What needs to be done:
Work out how many lines in the entries contain the string "this", and give nothing but that number.

Records provided:
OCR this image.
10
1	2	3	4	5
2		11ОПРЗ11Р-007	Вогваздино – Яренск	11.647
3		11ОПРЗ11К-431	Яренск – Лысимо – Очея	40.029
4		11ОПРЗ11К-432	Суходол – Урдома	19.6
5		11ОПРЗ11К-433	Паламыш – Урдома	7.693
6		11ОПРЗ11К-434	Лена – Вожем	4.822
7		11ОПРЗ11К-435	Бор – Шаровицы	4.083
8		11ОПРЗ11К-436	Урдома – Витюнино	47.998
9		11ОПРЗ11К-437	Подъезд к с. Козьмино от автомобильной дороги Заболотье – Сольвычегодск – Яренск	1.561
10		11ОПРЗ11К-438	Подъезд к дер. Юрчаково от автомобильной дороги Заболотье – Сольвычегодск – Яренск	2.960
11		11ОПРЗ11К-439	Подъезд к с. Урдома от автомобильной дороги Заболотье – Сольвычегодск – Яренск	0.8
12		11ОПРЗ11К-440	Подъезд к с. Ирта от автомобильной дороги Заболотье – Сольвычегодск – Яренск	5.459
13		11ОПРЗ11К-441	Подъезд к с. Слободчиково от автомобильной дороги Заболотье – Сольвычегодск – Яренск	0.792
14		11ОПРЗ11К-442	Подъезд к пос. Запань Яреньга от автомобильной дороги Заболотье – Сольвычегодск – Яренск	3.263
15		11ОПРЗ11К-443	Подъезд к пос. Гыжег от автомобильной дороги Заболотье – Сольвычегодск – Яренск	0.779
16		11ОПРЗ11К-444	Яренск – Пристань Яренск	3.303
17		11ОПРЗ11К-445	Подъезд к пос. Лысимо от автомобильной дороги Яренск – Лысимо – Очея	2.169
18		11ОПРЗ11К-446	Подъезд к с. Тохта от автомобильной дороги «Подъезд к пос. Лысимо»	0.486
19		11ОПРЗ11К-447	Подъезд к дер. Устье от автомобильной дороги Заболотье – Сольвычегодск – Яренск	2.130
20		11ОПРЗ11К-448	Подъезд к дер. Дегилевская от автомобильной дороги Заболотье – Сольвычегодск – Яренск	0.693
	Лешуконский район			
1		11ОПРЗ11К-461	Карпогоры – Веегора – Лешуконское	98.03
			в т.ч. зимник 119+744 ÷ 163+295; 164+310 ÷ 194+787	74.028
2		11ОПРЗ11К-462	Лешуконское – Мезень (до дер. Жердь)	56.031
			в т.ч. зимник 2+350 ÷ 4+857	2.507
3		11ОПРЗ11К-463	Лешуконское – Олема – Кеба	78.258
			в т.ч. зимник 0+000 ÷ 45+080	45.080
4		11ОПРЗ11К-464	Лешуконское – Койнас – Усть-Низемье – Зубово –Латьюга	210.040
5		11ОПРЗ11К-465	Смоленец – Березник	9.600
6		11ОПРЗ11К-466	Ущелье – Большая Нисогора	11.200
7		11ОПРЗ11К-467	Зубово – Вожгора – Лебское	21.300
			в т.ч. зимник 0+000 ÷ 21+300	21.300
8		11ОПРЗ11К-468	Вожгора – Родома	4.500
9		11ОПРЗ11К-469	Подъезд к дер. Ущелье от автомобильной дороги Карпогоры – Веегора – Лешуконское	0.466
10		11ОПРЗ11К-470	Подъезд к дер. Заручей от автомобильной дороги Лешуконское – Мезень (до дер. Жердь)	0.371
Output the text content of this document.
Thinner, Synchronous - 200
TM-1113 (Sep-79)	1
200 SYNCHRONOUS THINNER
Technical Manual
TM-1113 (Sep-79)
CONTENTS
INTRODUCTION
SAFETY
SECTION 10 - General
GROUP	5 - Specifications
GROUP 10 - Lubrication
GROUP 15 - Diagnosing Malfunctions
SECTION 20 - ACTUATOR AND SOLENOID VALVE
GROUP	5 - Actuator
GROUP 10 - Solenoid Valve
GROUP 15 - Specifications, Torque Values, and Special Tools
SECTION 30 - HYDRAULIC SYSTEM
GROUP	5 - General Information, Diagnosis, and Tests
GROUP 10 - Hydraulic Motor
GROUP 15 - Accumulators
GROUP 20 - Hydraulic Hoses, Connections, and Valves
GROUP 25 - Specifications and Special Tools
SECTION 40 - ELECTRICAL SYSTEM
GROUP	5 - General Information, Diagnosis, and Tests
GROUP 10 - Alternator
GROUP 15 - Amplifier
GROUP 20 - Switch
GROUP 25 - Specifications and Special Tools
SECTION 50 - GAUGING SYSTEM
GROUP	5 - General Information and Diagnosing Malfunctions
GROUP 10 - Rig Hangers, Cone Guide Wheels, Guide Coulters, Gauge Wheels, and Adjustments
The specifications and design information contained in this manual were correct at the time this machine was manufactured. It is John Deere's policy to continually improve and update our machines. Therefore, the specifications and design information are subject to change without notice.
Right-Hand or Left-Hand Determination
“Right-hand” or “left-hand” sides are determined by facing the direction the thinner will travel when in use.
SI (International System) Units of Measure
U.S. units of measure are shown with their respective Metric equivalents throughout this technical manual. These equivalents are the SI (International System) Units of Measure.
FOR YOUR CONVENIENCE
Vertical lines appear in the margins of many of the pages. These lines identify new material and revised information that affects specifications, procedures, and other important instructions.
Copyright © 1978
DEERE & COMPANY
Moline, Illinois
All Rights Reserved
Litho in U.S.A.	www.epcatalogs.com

Problem solution:
4